==== The data ====
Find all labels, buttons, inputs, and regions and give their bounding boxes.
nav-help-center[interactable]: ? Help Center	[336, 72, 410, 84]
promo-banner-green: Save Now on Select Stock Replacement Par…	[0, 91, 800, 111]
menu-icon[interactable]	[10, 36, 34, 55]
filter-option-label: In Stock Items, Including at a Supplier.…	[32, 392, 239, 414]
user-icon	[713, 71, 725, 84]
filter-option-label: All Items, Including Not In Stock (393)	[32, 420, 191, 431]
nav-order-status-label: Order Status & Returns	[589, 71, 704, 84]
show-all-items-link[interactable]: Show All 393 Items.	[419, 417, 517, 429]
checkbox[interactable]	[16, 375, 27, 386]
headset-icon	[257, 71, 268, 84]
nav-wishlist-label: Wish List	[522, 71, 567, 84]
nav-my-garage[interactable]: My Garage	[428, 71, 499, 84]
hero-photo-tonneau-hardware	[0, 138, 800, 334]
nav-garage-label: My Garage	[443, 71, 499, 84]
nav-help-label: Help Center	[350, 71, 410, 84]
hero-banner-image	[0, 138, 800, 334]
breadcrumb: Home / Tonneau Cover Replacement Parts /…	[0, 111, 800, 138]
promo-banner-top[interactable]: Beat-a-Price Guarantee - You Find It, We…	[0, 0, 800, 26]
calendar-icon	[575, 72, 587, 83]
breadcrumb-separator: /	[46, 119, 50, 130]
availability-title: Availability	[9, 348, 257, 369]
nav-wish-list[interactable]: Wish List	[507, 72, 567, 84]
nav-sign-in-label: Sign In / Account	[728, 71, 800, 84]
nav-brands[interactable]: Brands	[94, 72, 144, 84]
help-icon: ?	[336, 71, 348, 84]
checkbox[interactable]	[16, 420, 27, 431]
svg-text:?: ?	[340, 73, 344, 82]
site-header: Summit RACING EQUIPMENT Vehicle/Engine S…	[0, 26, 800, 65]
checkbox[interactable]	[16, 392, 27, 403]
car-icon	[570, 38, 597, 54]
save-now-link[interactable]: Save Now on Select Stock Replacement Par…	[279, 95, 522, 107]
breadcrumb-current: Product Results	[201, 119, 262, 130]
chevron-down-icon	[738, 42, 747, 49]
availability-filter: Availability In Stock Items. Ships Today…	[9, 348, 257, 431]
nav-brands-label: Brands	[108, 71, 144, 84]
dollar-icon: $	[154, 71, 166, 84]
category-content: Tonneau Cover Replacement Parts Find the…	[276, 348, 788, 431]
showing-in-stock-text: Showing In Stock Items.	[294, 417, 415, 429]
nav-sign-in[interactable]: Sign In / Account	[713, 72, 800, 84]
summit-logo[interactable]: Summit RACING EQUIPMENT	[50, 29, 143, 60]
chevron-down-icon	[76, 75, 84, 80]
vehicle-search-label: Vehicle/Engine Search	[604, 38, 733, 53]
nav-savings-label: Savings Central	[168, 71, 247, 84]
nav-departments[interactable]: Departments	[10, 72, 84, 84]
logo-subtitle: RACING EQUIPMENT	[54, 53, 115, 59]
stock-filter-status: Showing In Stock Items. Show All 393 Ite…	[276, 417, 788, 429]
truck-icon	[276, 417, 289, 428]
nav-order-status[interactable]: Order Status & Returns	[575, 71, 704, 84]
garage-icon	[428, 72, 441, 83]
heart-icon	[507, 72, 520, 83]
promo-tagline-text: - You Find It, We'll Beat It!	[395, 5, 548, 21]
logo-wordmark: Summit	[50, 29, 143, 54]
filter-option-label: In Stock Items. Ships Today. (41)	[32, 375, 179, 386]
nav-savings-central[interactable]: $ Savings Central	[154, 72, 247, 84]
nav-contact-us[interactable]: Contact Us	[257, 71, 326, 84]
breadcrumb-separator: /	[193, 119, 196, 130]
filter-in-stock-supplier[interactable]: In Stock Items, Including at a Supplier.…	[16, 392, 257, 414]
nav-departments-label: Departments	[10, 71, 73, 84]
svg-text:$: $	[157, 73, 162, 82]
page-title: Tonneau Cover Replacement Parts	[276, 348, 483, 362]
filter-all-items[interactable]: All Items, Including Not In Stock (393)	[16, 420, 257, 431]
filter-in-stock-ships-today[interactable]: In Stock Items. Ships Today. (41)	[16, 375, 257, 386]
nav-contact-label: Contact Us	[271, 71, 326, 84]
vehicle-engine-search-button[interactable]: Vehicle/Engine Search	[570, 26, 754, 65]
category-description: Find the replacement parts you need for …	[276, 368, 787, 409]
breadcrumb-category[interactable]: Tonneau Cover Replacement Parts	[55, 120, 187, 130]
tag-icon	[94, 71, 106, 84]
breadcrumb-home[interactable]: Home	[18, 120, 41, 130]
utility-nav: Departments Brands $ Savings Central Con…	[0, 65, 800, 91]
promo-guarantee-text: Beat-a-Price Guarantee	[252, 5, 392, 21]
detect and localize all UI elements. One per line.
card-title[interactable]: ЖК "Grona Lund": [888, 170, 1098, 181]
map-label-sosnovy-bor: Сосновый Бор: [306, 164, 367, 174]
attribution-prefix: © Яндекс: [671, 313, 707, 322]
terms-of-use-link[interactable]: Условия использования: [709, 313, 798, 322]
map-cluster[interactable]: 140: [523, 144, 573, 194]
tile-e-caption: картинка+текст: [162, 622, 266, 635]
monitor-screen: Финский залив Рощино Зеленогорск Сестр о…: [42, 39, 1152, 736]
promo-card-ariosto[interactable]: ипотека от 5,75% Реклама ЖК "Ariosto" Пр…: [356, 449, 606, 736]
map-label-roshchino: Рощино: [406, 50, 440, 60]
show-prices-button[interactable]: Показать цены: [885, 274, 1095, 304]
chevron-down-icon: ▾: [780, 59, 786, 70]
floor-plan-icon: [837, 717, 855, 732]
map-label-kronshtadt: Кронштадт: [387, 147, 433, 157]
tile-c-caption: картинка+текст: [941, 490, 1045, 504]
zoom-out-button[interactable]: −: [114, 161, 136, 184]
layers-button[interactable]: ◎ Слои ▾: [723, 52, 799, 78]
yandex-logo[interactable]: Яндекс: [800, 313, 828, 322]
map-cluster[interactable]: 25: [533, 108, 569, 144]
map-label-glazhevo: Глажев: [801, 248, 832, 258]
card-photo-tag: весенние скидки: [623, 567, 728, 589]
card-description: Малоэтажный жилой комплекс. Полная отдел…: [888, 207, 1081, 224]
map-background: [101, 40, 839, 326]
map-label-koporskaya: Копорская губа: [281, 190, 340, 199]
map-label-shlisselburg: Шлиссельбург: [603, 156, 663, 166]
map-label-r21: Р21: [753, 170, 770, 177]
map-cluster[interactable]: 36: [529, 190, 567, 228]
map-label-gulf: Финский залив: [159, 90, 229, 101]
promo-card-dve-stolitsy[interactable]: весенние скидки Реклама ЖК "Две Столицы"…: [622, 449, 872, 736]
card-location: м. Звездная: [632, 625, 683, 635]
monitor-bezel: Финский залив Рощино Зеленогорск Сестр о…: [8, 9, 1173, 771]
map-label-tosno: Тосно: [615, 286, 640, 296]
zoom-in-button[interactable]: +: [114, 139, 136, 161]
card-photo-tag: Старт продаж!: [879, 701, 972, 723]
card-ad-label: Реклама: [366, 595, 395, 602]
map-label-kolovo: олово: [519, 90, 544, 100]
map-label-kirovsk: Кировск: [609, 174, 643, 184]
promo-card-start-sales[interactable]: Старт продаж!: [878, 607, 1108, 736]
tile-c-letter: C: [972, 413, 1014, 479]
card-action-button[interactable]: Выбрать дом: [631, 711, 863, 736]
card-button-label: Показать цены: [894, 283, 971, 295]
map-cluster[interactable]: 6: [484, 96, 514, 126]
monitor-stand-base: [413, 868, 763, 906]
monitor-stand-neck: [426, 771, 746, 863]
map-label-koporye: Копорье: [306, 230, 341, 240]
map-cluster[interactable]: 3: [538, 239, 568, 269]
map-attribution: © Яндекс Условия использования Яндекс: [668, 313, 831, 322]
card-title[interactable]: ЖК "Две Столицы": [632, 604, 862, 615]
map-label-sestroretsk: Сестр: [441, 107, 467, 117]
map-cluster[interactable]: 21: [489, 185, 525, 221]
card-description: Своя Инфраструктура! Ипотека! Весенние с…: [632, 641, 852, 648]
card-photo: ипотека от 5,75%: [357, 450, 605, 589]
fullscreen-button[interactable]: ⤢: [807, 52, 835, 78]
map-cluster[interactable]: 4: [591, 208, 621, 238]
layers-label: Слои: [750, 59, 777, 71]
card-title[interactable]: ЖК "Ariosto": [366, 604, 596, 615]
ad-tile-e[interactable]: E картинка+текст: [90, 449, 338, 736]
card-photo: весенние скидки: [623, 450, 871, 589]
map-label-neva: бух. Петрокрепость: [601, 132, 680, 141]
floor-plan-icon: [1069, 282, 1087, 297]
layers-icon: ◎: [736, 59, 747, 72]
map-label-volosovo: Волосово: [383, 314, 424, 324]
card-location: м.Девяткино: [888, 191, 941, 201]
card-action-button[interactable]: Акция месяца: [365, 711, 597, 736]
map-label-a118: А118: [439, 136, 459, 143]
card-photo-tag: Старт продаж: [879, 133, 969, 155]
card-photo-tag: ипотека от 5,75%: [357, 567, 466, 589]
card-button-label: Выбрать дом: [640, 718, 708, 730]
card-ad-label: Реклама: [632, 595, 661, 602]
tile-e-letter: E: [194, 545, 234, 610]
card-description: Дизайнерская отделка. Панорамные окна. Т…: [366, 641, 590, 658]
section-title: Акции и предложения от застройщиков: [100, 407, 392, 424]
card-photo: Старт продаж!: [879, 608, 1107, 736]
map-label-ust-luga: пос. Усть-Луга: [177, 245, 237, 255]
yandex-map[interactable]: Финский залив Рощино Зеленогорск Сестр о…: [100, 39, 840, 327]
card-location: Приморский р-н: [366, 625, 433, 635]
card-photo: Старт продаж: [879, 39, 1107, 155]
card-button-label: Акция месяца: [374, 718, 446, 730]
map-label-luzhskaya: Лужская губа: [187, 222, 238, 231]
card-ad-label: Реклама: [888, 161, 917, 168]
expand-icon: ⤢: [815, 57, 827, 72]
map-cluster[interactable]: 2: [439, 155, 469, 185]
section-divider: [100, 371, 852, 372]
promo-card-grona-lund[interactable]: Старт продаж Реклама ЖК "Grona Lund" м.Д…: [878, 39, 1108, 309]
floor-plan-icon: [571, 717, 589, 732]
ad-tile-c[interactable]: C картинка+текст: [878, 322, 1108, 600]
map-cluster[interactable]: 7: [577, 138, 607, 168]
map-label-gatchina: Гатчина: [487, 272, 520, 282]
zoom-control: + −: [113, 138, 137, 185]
====
**The exercise:**
Rewrite the entries from the start of the records down through the one containing "36, 34, 55]", substituting "Support Center" for "Help Center" and keeping everything else the same.

**Task answer:**
Find all labels, buttons, inputs, and regions and give their bounding boxes.
nav-help-center[interactable]: ? Support Center	[336, 72, 410, 84]
promo-banner-green: Save Now on Select Stock Replacement Par…	[0, 91, 800, 111]
menu-icon[interactable]	[10, 36, 34, 55]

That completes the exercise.